Description of the task: Output the full listing below exactly as it reads, and skip anything that is a picture.

[Records]
##############################

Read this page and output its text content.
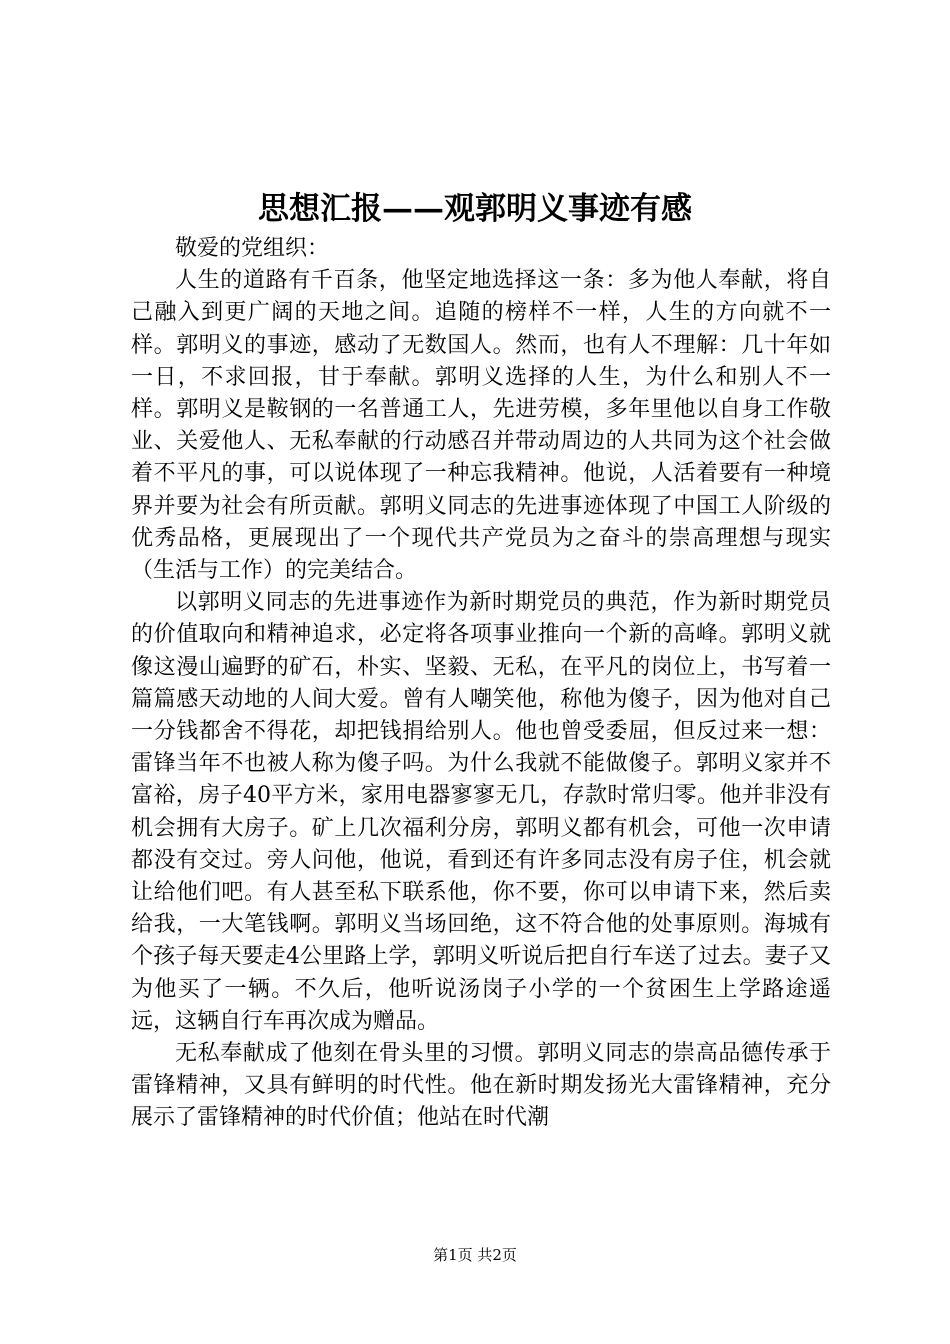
思想汇报——观郭明义事迹有感

敬爱的党组织：

人生的道路有千百条，他坚定地选择这一条：多为他人奉献，将自己融入到更广阔的天地之间。追随的榜样不一样，人生的方向就不一样。郭明义的事迹，感动了无数国人。然而，也有人不理解：几十年如一日，不求回报，甘于奉献。郭明义选择的人生，为什么和别人不一样。郭明义是鞍钢的一名普通工人，先进劳模，多年里他以自身工作敬业、关爱他人、无私奉献的行动感召并带动周边的人共同为这个社会做着不平凡的事，可以说体现了一种忘我精神。他说，人活着要有一种境界并要为社会有所贡献。郭明义同志的先进事迹体现了中国工人阶级的优秀品格，更展现出了一个现代共产党员为之奋斗的崇高理想与现实（生活与工作）的完美结合。

以郭明义同志的先进事迹作为新时期党员的典范，作为新时期党员的价值取向和精神追求，必定将各项事业推向一个新的高峰。郭明义就像这漫山遍野的矿石，朴实、坚毅、无私，在平凡的岗位上，书写着一篇篇感天动地的人间大爱。曾有人嘲笑他，称他为傻子，因为他对自己一分钱都舍不得花，却把钱捐给别人。他也曾受委屈，但反过来一想：雷锋当年不也被人称为傻子吗。为什么我就不能做傻子。郭明义家并不富裕，房子40平方米，家用电器寥寥无几，存款时常归零。他并非没有机会拥有大房子。矿上几次福利分房，郭明义都有机会，可他一次申请都没有交过。旁人问他，他说，看到还有许多同志没有房子住，机会就让给他们吧。有人甚至私下联系他，你不要，你可以申请下来，然后卖给我，一大笔钱啊。郭明义当场回绝，这不符合他的处事原则。海城有个孩子每天要走4公里路上学，郭明义听说后把自行车送了过去。妻子又为他买了一辆。不久后，他听说汤岗子小学的一个贫困生上学路途遥远，这辆自行车再次成为赠品。

无私奉献成了他刻在骨头里的习惯。郭明义同志的崇高品德传承于雷锋精神，又具有鲜明的时代性。他在新时期发扬光大雷锋精神，充分展示了雷锋精神的时代价值；他站在时代潮

第1页 共2页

##############################

Exercise response:
Read this page and output its text content.
思想汇报——观郭明义事迹有感

敬爱的党组织：

人生的道路有千百条，他坚定地选择这一条：多为他人奉献，将自己融入到更广阔的天地之间。追随的榜样不一样，人生的方向就不一样。郭明义的事迹，感动了无数国人。然而，也有人不理解：几十年如一日，不求回报，甘于奉献。郭明义选择的人生，为什么和别人不一样。郭明义是鞍钢的一名普通工人，先进劳模，多年里他以自身工作敬业、关爱他人、无私奉献的行动感召并带动周边的人共同为这个社会做着不平凡的事，可以说体现了一种忘我精神。他说，人活着要有一种境界并要为社会有所贡献。郭明义同志的先进事迹体现了中国工人阶级的优秀品格，更展现出了一个现代共产党员为之奋斗的崇高理想与现实（生活与工作）的完美结合。

以郭明义同志的先进事迹作为新时期党员的典范，作为新时期党员的价值取向和精神追求，必定将各项事业推向一个新的高峰。郭明义就像这漫山遍野的矿石，朴实、坚毅、无私，在平凡的岗位上，书写着一篇篇感天动地的人间大爱。曾有人嘲笑他，称他为傻子，因为他对自己一分钱都舍不得花，却把钱捐给别人。他也曾受委屈，但反过来一想：雷锋当年不也被人称为傻子吗。为什么我就不能做傻子。郭明义家并不富裕，房子40平方米，家用电器寥寥无几，存款时常归零。他并非没有机会拥有大房子。矿上几次福利分房，郭明义都有机会，可他一次申请都没有交过。旁人问他，他说，看到还有许多同志没有房子住，机会就让给他们吧。有人甚至私下联系他，你不要，你可以申请下来，然后卖给我，一大笔钱啊。郭明义当场回绝，这不符合他的处事原则。海城有个孩子每天要走4公里路上学，郭明义听说后把自行车送了过去。妻子又为他买了一辆。不久后，他听说汤岗子小学的一个贫困生上学路途遥远，这辆自行车再次成为赠品。

无私奉献成了他刻在骨头里的习惯。郭明义同志的崇高品德传承于雷锋精神，又具有鲜明的时代性。他在新时期发扬光大雷锋精神，充分展示了雷锋精神的时代价值；他站在时代潮

第1页 共2页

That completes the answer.